Selected text:
** BEGIN **

My first new ride of the day. One I have only heard about from lore, and sites like this. The last time I was at Kennywood, this was called the Steel Phantom, and come to think of it, it was probably the reason I forgot how brutal the Thunderbolt was, because that ride seemed like more of a form of torture, than a ride of amusement. It wasn't that I didn't like the Steel Phantom, I despised it.
So I'm happy to report that the while the Phantom is now extracting his revenge, he does it in a rather painless manner. This is a ride with a few surprises, ones I'm glad weren't spoiled for me, so I'm not going to spoil them for anyone else. The thing I liked most about this coaster is that it proves you can give an extremely intense ride, without resorting to 300 loops and corkscrews. In a lot of ways, I feel it's perfect for Kennywood, it's a very modern thrill ride, that has a very old old school method of dishing out the thrills. It's stanchly classic, while other rides of it's type are always looking for some new gimmick. My one gripe about it, is that it's terribly paced. The majority of the ride is spent climbing the first hill, the Blammo! Non-stop to the finish. No breathing spaces at all. Which, I know to some is a plus. But, I'm really a fan of the "give a little, let you cool off, give a little more, another cool down, then a big finish" school of coaster design. Anticipation is part of the fun.

** END **

Supplied material:
** BEGIN **

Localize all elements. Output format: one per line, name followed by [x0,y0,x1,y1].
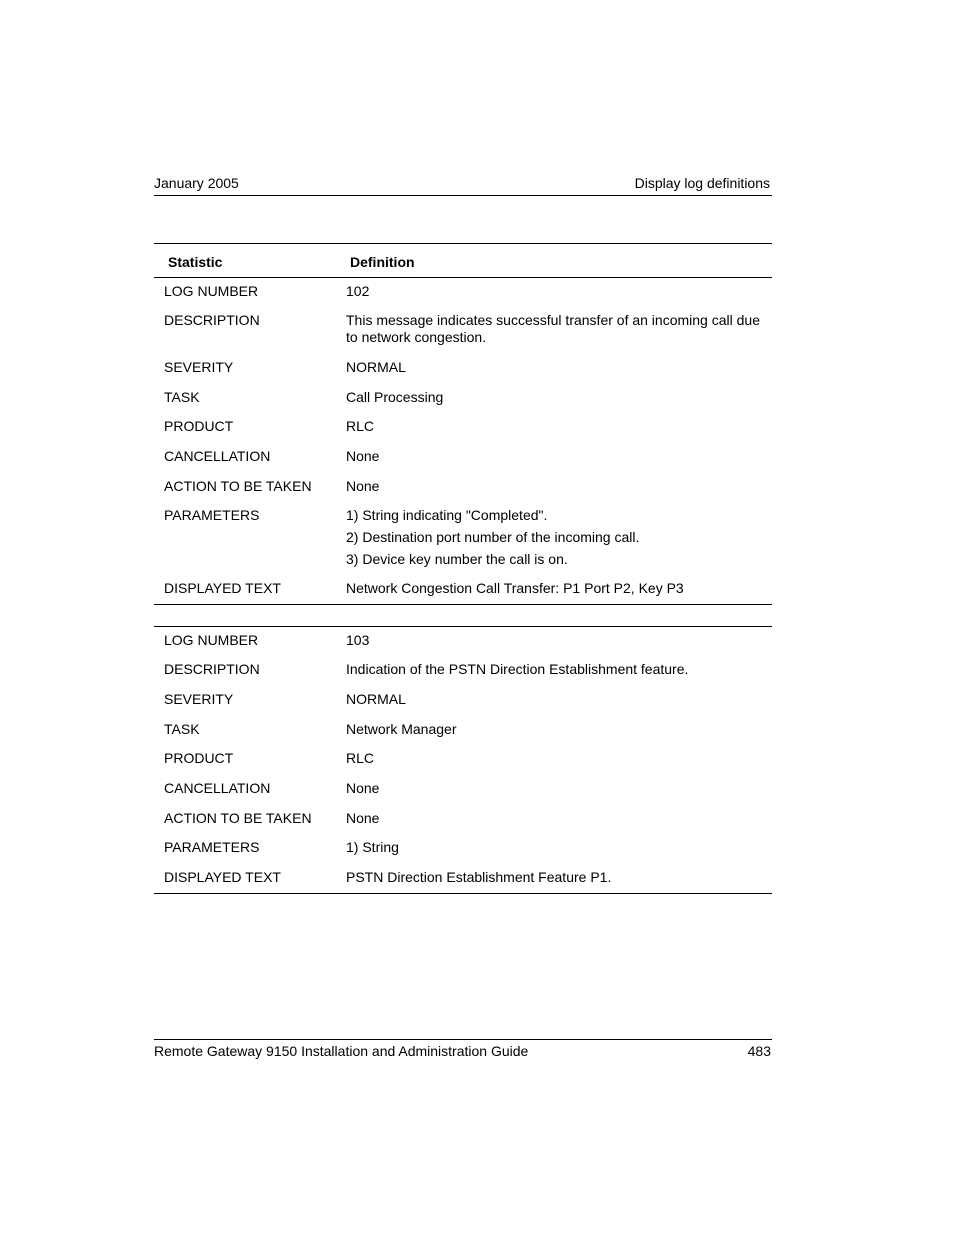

** END **

Direction: Extract the Kennywood coaster review above in full, word for word.

Complete response:
My first new ride of the day. One I have only heard about from lore, and sites like this. The last time I was at Kennywood, this was called the Steel Phantom, and come to think of it, it was probably the reason I forgot how brutal the Thunderbolt was, because that ride seemed like more of a form of torture, than a ride of amusement. It wasn't that I didn't like the Steel Phantom, I despised it.
So I'm happy to report that the while the Phantom is now extracting his revenge, he does it in a rather painless manner. This is a ride with a few surprises, ones I'm glad weren't spoiled for me, so I'm not going to spoil them for anyone else. The thing I liked most about this coaster is that it proves you can give an extremely intense ride, without resorting to 300 loops and corkscrews. In a lot of ways, I feel it's perfect for Kennywood, it's a very modern thrill ride, that has a very old old school method of dishing out the thrills. It's stanchly classic, while other rides of it's type are always looking for some new gimmick. My one gripe about it, is that it's terribly paced. The majority of the ride is spent climbing the first hill, the Blammo! Non-stop to the finish. No breathing spaces at all. Which, I know to some is a plus. But, I'm really a fan of the "give a little, let you cool off, give a little more, another cool down, then a big finish" school of coaster design. Anticipation is part of the fun.